▶ [What to do]:
Where a line holds the word "JSON", copy that line.

▶ [Data shown]:

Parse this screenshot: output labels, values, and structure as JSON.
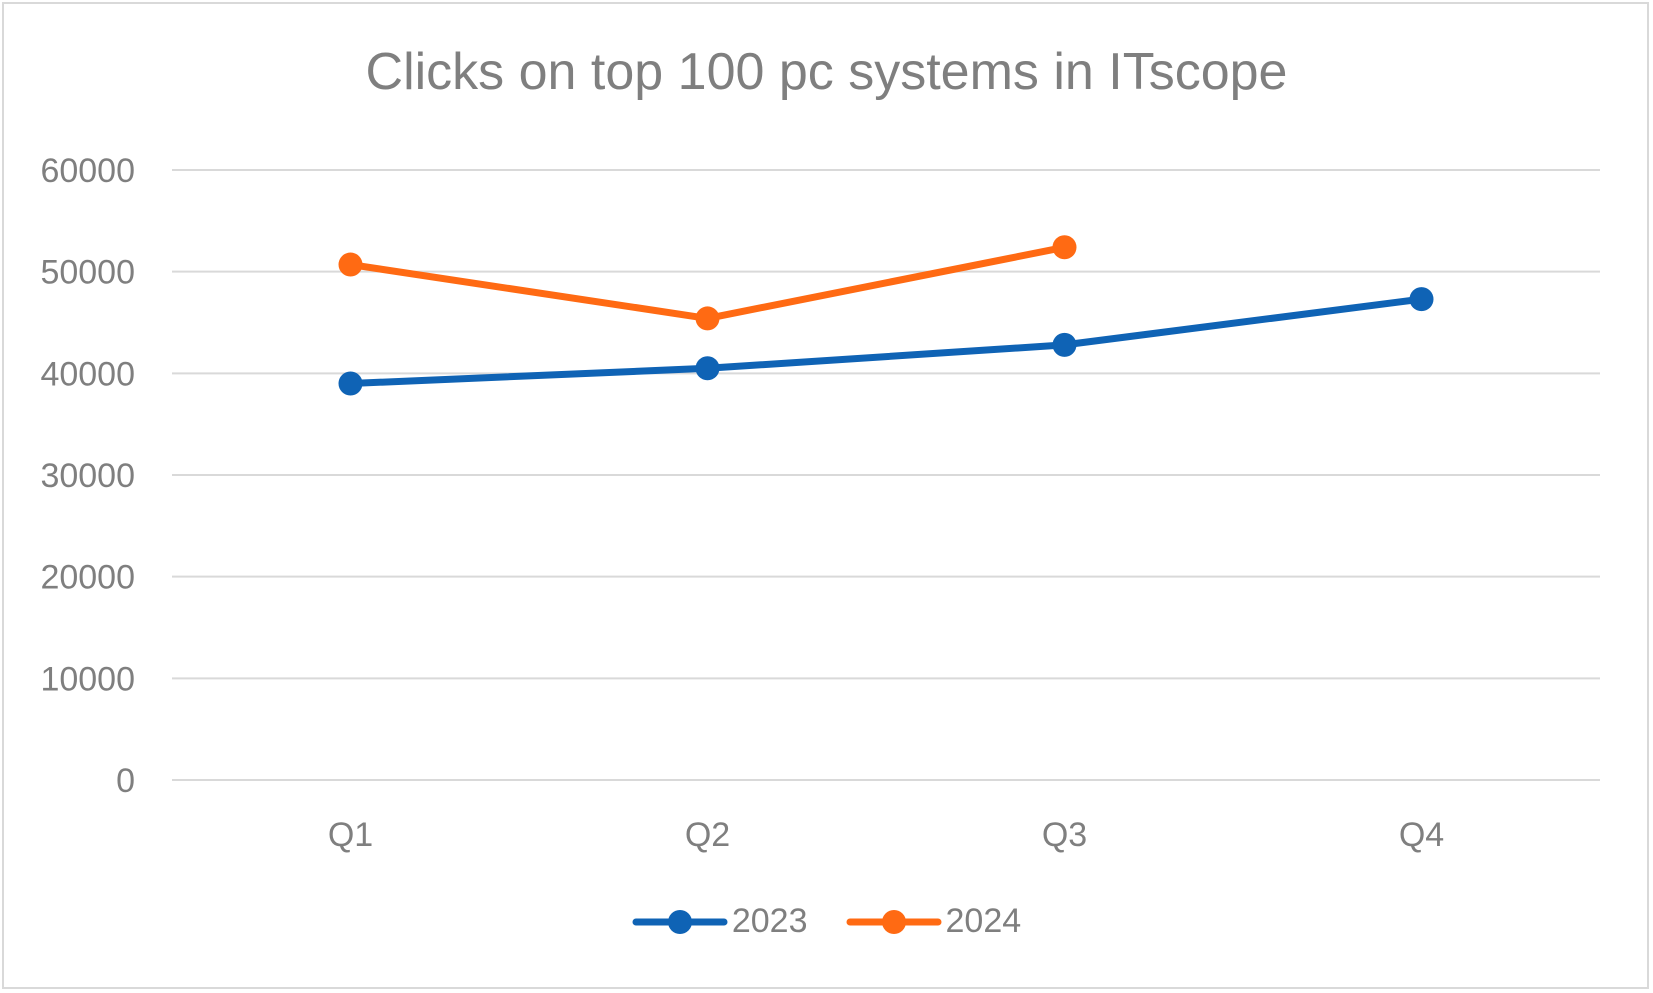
{
  "chart_data": {
    "type": "line",
    "title": "Clicks on top 100 pc systems in ITscope",
    "xlabel": "",
    "ylabel": "",
    "categories": [
      "Q1",
      "Q2",
      "Q3",
      "Q4"
    ],
    "ylim": [
      0,
      60000
    ],
    "yticks": [
      0,
      10000,
      20000,
      30000,
      40000,
      50000,
      60000
    ],
    "grid": true,
    "legend_position": "bottom",
    "series": [
      {
        "name": "2023",
        "color": "#0F63B5",
        "values": [
          39000,
          40500,
          42800,
          47300
        ]
      },
      {
        "name": "2024",
        "color": "#FF6A13",
        "values": [
          50700,
          45400,
          52400,
          null
        ]
      }
    ]
  }
}
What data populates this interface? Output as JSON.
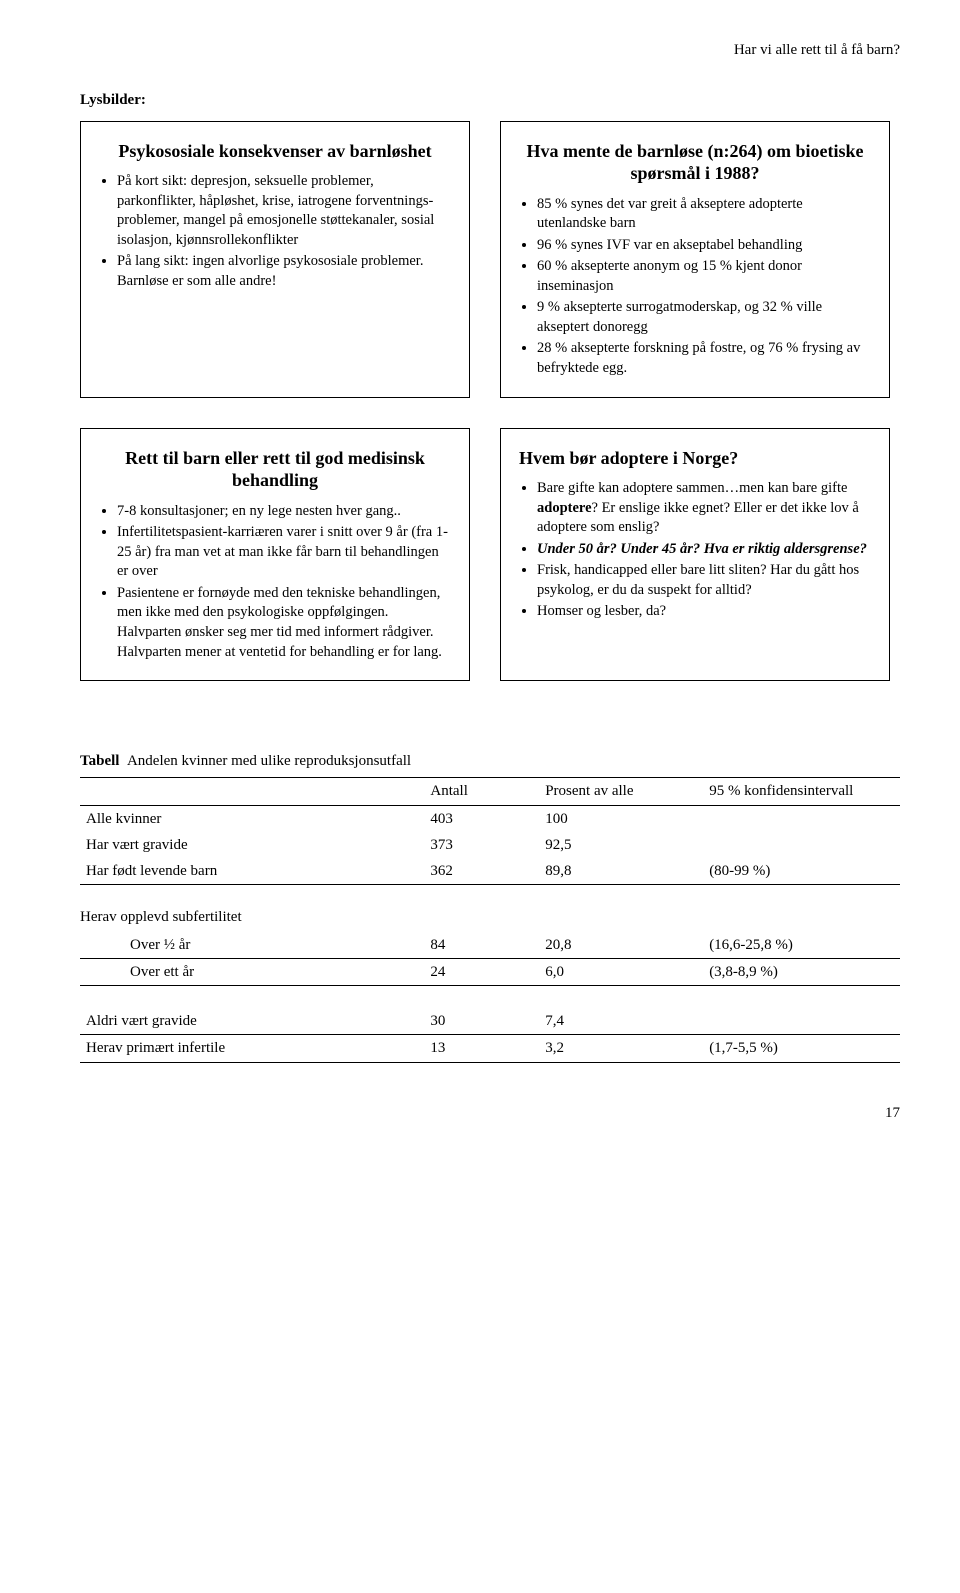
{
  "header": "Har vi alle rett til å få barn?",
  "section_label": "Lysbilder:",
  "slides": [
    {
      "title": "Psykososiale konsekvenser av barnløshet",
      "items": [
        "På kort sikt: depresjon, seksuelle problemer, parkonflikter, håpløshet, krise, iatrogene forventnings-problemer, mangel på emosjonelle støttekanaler, sosial isolasjon, kjønnsrollekonflikter",
        "På lang sikt: ingen alvorlige psykososiale problemer. Barnløse er som alle andre!"
      ]
    },
    {
      "title": "Hva mente de barnløse (n:264) om bioetiske spørsmål i 1988?",
      "items": [
        "85 % synes det var greit å akseptere adopterte utenlandske barn",
        "96 % synes IVF var en akseptabel behandling",
        "60 % aksepterte anonym og 15 % kjent donor inseminasjon",
        "9 % aksepterte surrogatmoderskap, og 32 % ville akseptert donoregg",
        "28 % aksepterte forskning på fostre, og 76 % frysing av befryktede egg."
      ]
    },
    {
      "title": "Rett til barn eller rett til god medisinsk behandling",
      "items": [
        "7-8 konsultasjoner; en ny lege nesten hver gang..",
        "Infertilitetspasient-karriæren varer i snitt over 9 år (fra 1-25 år) fra man vet at man ikke får barn til behandlingen er over",
        "Pasientene er fornøyde med den tekniske behandlingen, men ikke med den psykologiske oppfølgingen. Halvparten ønsker seg mer tid med informert rådgiver. Halvparten mener at ventetid for behandling er for lang."
      ]
    },
    {
      "title": "Hvem bør adoptere i Norge?",
      "items_html": [
        "Bare gifte kan adoptere sammen…men kan bare gifte <span class='b'>adoptere</span>? Er enslige ikke egnet? Eller er det ikke lov å adoptere som enslig?",
        "<span class='b em'>Under 50 år? Under 45 år? Hva er riktig aldersgrense?</span>",
        "Frisk, handicapped eller bare litt sliten? Har du gått hos psykolog, er du da suspekt for alltid?",
        "Homser og lesber, da?"
      ]
    }
  ],
  "table": {
    "caption_prefix": "Tabell",
    "caption": "Andelen kvinner med ulike reproduksjonsutfall",
    "head": {
      "c1": "",
      "c2": "Antall",
      "c3": "Prosent av alle",
      "c4": "95 % konfidensintervall"
    },
    "block1": [
      {
        "label": "Alle kvinner",
        "n": "403",
        "p": "100",
        "ci": ""
      },
      {
        "label": "Har vært gravide",
        "n": "373",
        "p": "92,5",
        "ci": ""
      },
      {
        "label": "Har født levende barn",
        "n": "362",
        "p": "89,8",
        "ci": "(80-99 %)"
      }
    ],
    "sub_head": "Herav opplevd subfertilitet",
    "block2": [
      {
        "label": "Over ½ år",
        "n": "84",
        "p": "20,8",
        "ci": "(16,6-25,8 %)"
      },
      {
        "label": "Over ett år",
        "n": "24",
        "p": "6,0",
        "ci": "(3,8-8,9 %)"
      }
    ],
    "block3": [
      {
        "label": "Aldri vært gravide",
        "n": "30",
        "p": "7,4",
        "ci": ""
      },
      {
        "label": "Herav primært infertile",
        "n": "13",
        "p": "3,2",
        "ci": "(1,7-5,5 %)"
      }
    ]
  },
  "page_number": "17",
  "colors": {
    "text": "#000000",
    "bg": "#ffffff",
    "border": "#000000"
  }
}
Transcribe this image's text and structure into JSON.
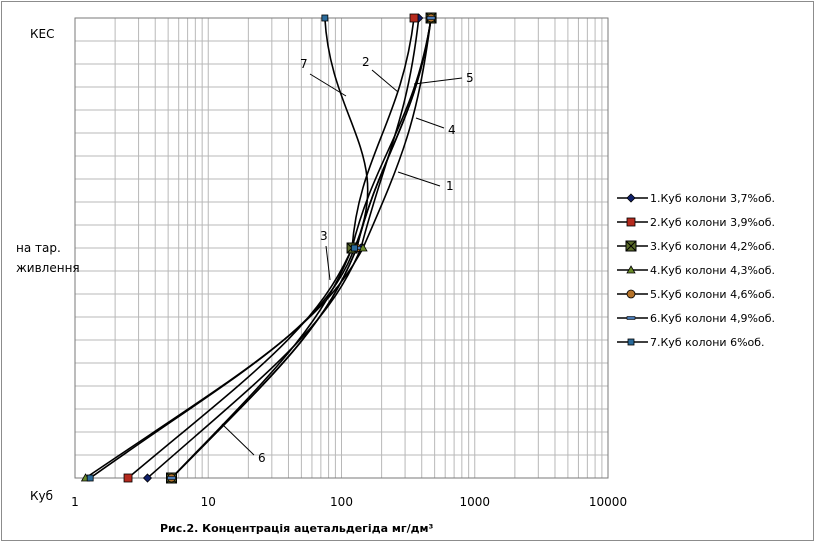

▶ [Output of the task]:
Parse this screenshot: output labels, values, and structure as JSON.
What data populates this interface? Output as JSON.
Transcribe this image's text and structure into JSON.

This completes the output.